--- start ---

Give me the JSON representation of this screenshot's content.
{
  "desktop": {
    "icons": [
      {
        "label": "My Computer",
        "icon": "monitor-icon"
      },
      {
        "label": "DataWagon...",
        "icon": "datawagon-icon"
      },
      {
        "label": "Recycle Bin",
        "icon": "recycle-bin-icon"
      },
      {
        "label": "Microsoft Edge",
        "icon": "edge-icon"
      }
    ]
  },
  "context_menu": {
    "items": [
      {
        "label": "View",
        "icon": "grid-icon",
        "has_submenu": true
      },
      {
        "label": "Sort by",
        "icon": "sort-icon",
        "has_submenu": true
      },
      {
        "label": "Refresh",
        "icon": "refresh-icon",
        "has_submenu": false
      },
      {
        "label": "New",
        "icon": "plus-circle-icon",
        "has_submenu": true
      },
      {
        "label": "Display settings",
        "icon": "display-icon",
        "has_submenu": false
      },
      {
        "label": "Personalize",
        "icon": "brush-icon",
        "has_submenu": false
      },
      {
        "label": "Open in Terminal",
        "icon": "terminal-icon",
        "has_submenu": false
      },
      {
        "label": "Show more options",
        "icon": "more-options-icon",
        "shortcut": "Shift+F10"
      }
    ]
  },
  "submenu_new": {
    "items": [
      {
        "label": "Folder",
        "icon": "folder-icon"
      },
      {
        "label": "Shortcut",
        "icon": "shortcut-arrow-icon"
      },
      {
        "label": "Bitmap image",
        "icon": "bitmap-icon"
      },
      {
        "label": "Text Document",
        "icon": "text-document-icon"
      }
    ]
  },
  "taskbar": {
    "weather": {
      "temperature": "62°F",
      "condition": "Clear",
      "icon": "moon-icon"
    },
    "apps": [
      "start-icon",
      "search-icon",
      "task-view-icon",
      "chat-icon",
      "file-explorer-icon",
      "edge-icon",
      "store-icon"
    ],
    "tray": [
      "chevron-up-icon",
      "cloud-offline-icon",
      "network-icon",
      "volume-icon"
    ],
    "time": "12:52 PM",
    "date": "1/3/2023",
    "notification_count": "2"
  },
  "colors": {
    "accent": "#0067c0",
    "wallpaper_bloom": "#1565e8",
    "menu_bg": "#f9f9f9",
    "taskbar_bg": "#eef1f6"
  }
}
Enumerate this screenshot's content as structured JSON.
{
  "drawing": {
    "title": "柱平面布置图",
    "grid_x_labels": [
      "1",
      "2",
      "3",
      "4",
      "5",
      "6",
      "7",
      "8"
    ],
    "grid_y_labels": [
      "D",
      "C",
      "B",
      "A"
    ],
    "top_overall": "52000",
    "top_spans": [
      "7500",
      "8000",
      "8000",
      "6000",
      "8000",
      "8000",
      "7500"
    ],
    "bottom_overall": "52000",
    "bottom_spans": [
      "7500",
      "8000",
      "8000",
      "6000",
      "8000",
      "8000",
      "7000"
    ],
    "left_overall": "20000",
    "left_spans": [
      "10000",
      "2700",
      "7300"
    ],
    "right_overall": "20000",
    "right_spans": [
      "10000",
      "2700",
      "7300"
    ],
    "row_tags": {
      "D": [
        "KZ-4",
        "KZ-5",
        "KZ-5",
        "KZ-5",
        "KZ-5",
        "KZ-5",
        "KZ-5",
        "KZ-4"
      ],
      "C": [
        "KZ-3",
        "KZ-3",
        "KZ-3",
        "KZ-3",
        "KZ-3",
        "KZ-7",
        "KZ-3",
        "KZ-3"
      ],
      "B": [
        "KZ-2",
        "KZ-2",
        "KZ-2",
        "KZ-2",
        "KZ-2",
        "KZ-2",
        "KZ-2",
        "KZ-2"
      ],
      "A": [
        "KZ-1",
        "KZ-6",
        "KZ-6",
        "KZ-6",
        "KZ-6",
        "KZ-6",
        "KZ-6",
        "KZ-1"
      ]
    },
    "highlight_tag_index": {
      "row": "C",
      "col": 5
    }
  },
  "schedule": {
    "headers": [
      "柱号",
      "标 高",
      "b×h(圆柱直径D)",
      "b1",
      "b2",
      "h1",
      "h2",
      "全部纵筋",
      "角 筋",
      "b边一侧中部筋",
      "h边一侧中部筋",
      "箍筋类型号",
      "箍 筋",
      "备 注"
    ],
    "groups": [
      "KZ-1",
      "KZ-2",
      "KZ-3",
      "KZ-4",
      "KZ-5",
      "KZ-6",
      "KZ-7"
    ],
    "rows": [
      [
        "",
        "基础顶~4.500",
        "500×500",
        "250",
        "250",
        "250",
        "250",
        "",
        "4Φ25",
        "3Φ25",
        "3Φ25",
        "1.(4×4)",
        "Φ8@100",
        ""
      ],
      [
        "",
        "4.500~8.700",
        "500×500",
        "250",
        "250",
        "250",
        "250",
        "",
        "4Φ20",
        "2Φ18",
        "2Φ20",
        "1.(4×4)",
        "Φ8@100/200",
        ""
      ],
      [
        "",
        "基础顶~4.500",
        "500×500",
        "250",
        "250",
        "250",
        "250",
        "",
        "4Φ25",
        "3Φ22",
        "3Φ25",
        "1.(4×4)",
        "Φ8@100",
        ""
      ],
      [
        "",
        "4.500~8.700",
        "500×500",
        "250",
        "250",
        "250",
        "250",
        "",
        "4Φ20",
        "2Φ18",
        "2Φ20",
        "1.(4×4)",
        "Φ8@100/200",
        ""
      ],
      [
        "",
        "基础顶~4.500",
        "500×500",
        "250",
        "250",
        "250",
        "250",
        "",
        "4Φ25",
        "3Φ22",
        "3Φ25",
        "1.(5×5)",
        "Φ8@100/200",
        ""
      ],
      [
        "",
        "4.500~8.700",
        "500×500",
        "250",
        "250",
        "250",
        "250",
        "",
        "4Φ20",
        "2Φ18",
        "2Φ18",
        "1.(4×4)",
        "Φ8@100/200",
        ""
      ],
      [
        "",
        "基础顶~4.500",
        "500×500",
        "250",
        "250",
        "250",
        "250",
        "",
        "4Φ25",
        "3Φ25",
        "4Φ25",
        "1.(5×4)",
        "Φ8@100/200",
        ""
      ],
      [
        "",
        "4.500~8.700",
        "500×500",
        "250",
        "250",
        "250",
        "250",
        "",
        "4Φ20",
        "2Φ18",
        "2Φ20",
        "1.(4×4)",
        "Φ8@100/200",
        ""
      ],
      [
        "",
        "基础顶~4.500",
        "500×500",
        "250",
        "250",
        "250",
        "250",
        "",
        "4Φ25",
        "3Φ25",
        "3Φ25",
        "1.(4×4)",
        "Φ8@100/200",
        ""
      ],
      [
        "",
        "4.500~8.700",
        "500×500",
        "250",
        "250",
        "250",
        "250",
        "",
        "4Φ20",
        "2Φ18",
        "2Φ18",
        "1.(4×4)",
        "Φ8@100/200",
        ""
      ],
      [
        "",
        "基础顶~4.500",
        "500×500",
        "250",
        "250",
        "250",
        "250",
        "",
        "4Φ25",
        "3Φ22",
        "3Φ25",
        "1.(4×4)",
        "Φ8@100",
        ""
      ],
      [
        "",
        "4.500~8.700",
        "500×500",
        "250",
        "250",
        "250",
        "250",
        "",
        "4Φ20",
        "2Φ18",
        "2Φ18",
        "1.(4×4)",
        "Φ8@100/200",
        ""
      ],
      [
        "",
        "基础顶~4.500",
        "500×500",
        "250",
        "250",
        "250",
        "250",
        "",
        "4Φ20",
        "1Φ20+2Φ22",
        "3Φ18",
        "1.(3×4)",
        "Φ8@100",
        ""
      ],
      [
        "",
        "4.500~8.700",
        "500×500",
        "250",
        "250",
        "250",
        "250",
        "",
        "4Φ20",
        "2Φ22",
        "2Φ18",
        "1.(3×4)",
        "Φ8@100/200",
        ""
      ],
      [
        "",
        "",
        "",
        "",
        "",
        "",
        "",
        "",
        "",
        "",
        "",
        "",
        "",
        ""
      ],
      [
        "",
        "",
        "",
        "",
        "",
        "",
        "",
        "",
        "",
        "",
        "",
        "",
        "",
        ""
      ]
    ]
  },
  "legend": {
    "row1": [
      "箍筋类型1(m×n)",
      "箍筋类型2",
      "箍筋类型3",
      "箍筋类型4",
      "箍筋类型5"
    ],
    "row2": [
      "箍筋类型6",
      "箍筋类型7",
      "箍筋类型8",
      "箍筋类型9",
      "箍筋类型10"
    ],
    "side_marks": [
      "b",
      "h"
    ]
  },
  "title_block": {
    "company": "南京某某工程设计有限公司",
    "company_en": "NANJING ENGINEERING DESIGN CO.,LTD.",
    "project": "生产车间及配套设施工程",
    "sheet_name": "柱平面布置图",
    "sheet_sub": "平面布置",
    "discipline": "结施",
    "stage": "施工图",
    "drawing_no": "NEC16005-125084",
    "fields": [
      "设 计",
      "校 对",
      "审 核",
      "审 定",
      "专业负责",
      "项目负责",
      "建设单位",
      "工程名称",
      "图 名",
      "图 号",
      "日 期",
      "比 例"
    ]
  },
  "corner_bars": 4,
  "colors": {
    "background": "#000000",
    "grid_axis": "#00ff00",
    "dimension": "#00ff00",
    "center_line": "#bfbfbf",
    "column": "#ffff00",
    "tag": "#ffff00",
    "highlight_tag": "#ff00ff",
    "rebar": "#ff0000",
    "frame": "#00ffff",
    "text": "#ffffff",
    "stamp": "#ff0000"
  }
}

--- end ---

▸ Work to complete
Select from the material above each line in which the string "this" appears, and list those lines.

▸ Task solution
Give me the JSON representation of this screenshot's content.
Enumerate this screenshot's content as structured JSON.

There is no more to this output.